(Records excerpted from a collection)

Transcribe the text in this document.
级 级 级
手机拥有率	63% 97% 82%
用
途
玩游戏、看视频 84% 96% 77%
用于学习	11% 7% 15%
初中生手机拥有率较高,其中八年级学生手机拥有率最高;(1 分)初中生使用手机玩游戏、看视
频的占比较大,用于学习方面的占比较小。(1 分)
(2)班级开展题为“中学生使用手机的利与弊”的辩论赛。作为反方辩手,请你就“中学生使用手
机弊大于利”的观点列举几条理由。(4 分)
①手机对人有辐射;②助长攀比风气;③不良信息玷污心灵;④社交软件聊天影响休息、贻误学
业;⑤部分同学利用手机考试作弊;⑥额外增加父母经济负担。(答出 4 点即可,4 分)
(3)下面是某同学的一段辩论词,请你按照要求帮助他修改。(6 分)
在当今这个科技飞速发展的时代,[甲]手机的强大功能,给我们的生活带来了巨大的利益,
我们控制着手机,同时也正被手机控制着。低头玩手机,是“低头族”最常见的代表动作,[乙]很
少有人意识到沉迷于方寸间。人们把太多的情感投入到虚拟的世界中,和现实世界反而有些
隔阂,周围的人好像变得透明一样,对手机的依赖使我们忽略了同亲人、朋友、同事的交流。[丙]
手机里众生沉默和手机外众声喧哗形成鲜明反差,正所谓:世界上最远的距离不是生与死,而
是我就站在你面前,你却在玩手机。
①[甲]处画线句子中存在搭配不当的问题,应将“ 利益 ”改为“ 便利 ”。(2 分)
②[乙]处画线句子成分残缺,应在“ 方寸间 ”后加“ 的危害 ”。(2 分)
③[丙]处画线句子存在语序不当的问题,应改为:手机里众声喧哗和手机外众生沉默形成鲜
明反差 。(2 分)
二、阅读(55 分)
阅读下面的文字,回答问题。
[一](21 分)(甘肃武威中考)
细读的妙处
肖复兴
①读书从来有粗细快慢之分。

== Exercise prompt ==
Repeat the material word for word, in full.

== Task output ==
Transcribe the text in this document.
级 级 级
手机拥有率	63% 97% 82%
用
途
玩游戏、看视频 84% 96% 77%
用于学习	11% 7% 15%
初中生手机拥有率较高,其中八年级学生手机拥有率最高;(1 分)初中生使用手机玩游戏、看视
频的占比较大,用于学习方面的占比较小。(1 分)
(2)班级开展题为“中学生使用手机的利与弊”的辩论赛。作为反方辩手,请你就“中学生使用手
机弊大于利”的观点列举几条理由。(4 分)
①手机对人有辐射;②助长攀比风气;③不良信息玷污心灵;④社交软件聊天影响休息、贻误学
业;⑤部分同学利用手机考试作弊;⑥额外增加父母经济负担。(答出 4 点即可,4 分)
(3)下面是某同学的一段辩论词,请你按照要求帮助他修改。(6 分)
在当今这个科技飞速发展的时代,[甲]手机的强大功能,给我们的生活带来了巨大的利益,
我们控制着手机,同时也正被手机控制着。低头玩手机,是“低头族”最常见的代表动作,[乙]很
少有人意识到沉迷于方寸间。人们把太多的情感投入到虚拟的世界中,和现实世界反而有些
隔阂,周围的人好像变得透明一样,对手机的依赖使我们忽略了同亲人、朋友、同事的交流。[丙]
手机里众生沉默和手机外众声喧哗形成鲜明反差,正所谓:世界上最远的距离不是生与死,而
是我就站在你面前,你却在玩手机。
①[甲]处画线句子中存在搭配不当的问题,应将“ 利益 ”改为“ 便利 ”。(2 分)
②[乙]处画线句子成分残缺,应在“ 方寸间 ”后加“ 的危害 ”。(2 分)
③[丙]处画线句子存在语序不当的问题,应改为:手机里众声喧哗和手机外众生沉默形成鲜
明反差 。(2 分)
二、阅读(55 分)
阅读下面的文字,回答问题。
[一](21 分)(甘肃武威中考)
细读的妙处
肖复兴
①读书从来有粗细快慢之分。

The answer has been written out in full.